* [Exercise]:
Track down each line that has the word "They" and copy it.

* [Entries provided]:
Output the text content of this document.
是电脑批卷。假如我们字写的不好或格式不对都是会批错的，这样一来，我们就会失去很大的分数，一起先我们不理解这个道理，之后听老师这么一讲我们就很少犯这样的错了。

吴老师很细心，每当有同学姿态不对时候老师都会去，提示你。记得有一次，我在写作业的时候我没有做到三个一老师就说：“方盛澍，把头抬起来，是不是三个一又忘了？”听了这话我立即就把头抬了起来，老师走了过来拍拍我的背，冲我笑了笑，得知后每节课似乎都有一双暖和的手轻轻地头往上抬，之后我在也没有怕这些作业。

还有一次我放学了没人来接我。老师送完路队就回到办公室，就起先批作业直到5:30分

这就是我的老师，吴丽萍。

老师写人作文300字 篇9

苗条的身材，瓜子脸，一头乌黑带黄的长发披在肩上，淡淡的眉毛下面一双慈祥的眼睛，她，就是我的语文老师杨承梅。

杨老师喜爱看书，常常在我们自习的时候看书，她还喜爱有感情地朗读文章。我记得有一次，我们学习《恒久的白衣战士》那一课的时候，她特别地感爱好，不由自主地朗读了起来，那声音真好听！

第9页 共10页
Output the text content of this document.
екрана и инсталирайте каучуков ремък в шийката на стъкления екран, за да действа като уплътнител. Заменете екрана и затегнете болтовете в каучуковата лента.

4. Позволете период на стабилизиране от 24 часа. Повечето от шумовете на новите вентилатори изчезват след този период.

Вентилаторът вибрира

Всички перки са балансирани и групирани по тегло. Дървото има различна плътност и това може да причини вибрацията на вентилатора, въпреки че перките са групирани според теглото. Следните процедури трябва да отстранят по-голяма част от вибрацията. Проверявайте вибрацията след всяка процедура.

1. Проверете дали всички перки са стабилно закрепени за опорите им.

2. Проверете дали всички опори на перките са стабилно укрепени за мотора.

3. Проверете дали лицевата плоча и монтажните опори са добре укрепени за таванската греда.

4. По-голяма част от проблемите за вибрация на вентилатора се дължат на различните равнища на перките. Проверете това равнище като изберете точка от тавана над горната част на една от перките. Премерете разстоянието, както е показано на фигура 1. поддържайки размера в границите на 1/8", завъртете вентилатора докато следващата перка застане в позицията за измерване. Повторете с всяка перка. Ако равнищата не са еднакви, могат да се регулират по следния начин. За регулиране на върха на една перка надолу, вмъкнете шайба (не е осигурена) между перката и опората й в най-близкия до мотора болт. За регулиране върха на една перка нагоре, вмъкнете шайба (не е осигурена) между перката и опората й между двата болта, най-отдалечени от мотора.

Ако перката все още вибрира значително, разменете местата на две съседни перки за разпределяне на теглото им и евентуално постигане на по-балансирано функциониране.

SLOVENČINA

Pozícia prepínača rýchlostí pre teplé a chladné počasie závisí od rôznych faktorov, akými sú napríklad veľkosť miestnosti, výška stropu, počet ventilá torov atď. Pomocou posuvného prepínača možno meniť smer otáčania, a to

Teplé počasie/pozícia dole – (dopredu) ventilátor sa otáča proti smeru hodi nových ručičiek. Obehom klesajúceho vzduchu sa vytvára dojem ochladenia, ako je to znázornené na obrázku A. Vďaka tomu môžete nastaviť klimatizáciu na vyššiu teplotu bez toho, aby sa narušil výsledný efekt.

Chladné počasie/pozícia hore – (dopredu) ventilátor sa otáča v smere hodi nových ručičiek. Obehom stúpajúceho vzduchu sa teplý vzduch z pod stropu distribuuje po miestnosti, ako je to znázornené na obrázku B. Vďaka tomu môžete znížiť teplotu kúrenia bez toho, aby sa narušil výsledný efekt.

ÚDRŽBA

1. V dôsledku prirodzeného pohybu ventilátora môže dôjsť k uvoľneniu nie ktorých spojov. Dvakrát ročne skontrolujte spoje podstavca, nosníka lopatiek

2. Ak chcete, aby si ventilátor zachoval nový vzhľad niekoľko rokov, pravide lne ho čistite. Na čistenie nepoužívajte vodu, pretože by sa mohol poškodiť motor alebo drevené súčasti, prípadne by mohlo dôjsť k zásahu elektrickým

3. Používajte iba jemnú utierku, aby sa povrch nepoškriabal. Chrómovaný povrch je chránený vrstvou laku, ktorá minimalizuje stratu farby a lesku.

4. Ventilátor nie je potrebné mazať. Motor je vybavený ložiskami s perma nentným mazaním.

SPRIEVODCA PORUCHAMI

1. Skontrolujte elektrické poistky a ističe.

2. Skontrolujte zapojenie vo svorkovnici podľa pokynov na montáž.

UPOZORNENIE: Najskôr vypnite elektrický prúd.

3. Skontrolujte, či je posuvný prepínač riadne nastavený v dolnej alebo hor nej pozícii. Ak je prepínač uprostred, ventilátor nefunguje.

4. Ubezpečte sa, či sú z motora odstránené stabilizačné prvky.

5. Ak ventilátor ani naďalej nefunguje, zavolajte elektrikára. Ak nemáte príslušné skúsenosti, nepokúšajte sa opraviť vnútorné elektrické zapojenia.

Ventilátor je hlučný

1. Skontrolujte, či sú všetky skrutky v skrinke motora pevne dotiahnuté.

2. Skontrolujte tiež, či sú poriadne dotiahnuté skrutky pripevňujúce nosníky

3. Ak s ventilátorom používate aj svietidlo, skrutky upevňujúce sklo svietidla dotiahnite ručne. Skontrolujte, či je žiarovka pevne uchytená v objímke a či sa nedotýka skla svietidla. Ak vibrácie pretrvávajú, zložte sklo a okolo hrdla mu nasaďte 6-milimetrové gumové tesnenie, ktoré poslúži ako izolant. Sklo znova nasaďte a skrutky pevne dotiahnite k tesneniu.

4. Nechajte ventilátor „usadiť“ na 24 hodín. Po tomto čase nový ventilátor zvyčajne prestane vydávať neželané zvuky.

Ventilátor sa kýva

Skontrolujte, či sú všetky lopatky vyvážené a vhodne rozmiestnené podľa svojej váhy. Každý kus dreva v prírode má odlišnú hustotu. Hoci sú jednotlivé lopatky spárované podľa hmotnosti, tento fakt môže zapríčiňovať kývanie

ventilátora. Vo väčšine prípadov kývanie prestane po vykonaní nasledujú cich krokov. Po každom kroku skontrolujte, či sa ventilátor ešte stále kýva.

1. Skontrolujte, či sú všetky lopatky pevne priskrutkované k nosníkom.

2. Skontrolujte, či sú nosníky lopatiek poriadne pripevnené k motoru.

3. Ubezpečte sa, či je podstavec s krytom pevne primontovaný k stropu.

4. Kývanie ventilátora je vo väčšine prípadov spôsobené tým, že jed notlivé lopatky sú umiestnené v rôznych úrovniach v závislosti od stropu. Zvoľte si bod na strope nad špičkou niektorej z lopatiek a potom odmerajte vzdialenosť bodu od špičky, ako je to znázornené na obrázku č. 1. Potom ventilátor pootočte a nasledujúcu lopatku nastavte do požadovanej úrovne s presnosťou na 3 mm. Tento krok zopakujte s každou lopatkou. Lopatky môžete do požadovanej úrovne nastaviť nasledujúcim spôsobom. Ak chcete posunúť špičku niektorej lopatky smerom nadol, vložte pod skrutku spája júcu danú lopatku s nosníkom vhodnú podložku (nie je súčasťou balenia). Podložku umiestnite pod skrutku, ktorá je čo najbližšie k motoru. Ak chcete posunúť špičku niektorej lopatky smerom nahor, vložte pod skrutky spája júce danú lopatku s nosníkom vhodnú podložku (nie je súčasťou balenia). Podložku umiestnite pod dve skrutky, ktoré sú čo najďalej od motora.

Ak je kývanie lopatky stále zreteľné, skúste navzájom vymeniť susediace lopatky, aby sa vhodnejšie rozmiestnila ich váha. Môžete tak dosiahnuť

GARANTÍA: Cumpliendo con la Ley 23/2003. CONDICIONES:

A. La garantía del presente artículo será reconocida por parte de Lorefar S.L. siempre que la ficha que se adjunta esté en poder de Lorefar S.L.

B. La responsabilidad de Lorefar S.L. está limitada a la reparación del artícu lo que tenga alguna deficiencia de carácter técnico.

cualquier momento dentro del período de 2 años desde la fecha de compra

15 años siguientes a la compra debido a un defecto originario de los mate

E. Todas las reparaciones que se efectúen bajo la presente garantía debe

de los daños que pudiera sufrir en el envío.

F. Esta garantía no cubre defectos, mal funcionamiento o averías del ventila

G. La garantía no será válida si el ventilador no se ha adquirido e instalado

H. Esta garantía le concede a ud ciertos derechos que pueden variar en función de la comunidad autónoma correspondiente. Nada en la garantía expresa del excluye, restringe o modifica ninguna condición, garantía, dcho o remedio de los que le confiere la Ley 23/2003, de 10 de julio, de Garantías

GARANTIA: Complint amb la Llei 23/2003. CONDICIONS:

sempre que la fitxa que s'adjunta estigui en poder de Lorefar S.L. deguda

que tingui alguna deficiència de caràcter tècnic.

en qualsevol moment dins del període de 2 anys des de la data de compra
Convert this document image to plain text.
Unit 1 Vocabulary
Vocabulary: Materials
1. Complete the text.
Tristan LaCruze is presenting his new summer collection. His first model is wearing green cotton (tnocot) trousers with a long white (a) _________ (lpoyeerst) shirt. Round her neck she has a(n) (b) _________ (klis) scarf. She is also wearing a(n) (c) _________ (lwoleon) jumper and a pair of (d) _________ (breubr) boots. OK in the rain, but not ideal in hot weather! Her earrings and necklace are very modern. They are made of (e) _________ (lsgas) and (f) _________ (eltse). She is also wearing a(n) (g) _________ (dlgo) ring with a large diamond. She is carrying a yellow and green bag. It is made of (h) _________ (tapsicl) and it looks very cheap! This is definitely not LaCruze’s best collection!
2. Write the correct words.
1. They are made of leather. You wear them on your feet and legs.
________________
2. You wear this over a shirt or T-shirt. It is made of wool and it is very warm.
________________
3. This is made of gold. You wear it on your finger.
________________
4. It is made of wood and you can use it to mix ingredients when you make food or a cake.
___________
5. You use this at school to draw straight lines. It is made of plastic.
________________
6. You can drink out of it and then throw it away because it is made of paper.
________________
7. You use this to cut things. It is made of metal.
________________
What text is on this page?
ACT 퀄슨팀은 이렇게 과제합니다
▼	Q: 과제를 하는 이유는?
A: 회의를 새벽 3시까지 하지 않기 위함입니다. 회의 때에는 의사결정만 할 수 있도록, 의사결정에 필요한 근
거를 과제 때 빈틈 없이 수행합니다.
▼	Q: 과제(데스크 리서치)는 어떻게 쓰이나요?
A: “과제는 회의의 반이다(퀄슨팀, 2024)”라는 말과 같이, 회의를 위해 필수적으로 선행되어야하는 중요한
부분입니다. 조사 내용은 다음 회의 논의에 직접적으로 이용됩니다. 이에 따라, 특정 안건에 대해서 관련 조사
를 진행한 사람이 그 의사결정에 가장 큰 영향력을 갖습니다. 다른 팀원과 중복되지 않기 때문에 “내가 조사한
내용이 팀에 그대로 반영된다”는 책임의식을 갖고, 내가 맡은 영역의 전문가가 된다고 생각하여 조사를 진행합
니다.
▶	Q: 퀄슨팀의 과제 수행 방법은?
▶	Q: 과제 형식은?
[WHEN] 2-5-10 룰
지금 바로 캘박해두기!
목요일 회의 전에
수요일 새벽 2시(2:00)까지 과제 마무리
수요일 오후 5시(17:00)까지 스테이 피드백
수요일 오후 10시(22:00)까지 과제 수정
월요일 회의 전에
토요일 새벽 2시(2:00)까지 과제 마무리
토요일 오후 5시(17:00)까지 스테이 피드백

* [The result]:
Tristan LaCruze is presenting his new summer collection. His first model is wearing green cotton (tnocot) trousers with a long white (a) _________ (lpoyeerst) shirt. Round her neck she has a(n) (b) _________ (klis) scarf. She is also wearing a(n) (c) _________ (lwoleon) jumper and a pair of (d) _________ (breubr) boots. OK in the rain, but not ideal in hot weather! Her earrings and necklace are very modern. They are made of (e) _________ (lsgas) and (f) _________ (eltse). She is also wearing a(n) (g) _________ (dlgo) ring with a large diamond. She is carrying a yellow and green bag. It is made of (h) _________ (tapsicl) and it looks very cheap! This is definitely not LaCruze’s best collection!
1. They are made of leather. You wear them on your feet and legs.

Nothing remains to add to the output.